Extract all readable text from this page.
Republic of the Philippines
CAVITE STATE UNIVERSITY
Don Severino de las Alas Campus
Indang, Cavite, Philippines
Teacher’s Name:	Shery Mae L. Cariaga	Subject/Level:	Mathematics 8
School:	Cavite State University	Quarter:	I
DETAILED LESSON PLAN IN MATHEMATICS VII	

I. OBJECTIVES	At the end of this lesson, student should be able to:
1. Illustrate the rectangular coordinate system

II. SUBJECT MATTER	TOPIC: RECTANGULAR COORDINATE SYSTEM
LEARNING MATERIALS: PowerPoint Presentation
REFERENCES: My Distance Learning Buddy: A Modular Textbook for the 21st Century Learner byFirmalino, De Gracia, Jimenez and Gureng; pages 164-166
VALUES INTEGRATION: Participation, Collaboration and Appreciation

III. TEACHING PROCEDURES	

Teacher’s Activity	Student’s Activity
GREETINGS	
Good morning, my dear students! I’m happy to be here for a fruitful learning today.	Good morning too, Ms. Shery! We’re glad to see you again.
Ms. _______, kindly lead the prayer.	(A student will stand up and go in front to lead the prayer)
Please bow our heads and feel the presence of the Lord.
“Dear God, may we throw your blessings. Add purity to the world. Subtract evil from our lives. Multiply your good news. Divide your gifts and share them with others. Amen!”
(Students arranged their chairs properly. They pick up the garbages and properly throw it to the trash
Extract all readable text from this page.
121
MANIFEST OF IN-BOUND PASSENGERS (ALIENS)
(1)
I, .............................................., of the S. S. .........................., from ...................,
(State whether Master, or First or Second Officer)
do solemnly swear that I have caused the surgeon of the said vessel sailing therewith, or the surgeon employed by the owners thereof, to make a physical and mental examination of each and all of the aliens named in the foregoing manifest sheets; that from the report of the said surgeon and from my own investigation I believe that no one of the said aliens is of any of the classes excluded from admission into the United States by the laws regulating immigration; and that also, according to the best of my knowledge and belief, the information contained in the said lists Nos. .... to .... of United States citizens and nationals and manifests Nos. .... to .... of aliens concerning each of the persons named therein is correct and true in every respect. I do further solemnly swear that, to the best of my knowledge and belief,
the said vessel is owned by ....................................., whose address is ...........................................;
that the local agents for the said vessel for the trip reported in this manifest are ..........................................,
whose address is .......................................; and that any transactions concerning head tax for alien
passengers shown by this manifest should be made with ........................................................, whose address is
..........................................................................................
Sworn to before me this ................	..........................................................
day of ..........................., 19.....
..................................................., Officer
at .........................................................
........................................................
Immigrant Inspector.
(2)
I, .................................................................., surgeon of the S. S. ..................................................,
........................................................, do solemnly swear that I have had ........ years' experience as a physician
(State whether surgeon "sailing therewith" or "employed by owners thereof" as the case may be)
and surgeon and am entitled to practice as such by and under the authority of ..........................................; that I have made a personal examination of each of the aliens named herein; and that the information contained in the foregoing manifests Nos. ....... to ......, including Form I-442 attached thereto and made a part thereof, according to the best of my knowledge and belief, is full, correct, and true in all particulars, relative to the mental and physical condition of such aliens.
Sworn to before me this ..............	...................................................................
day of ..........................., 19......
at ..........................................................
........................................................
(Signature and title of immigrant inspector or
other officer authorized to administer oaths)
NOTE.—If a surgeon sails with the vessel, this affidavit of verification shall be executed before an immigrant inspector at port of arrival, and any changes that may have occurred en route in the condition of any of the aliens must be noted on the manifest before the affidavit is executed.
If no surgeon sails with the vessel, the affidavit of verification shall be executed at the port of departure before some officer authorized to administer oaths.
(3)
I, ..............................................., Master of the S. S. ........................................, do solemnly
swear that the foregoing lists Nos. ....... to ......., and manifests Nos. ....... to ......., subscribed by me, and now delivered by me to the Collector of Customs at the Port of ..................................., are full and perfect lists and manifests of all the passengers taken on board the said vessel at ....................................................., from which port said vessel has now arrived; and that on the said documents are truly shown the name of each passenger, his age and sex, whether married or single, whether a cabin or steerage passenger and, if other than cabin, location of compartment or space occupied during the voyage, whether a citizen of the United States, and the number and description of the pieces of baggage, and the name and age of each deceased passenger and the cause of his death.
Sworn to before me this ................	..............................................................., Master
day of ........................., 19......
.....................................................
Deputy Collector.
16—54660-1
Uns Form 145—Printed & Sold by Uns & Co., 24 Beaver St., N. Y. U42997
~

> Exercise brief
State how many lines hold the word "oaths". The number is the whole answer.

> Correct response
2